[Saved entries]
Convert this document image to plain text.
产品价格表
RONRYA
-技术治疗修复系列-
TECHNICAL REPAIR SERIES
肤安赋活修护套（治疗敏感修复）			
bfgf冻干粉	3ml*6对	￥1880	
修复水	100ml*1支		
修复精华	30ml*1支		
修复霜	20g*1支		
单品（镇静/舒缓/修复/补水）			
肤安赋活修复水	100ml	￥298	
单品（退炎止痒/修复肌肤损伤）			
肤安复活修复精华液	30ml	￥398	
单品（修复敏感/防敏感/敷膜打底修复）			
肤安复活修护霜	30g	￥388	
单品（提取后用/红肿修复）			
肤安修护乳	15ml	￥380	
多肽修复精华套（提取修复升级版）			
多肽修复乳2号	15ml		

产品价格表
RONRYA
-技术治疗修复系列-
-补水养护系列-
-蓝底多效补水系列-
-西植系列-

- _Goal of the exercise_
Restate all of the entries above precisely.

- _Completed task_
Convert this document image to plain text.
产品价格表
RONRYA
-技术治疗修复系列-
TECHNICAL REPAIR SERIES
肤安赋活修护套（治疗敏感修复）			
bfgf冻干粉	3ml*6对	￥1880	
修复水	100ml*1支		
修复精华	30ml*1支		
修复霜	20g*1支		
单品（镇静/舒缓/修复/补水）			
肤安赋活修复水	100ml	￥298	
单品（退炎止痒/修复肌肤损伤）			
肤安复活修复精华液	30ml	￥398	
单品（修复敏感/防敏感/敷膜打底修复）			
肤安复活修护霜	30g	￥388	
单品（提取后用/红肿修复）			
肤安修护乳	15ml	￥380	
多肽修复精华套（提取修复升级版）			
多肽修复乳2号	15ml		

产品价格表
RONRYA
-技术治疗修复系列-
-补水养护系列-
-蓝底多效补水系列-
-西植系列-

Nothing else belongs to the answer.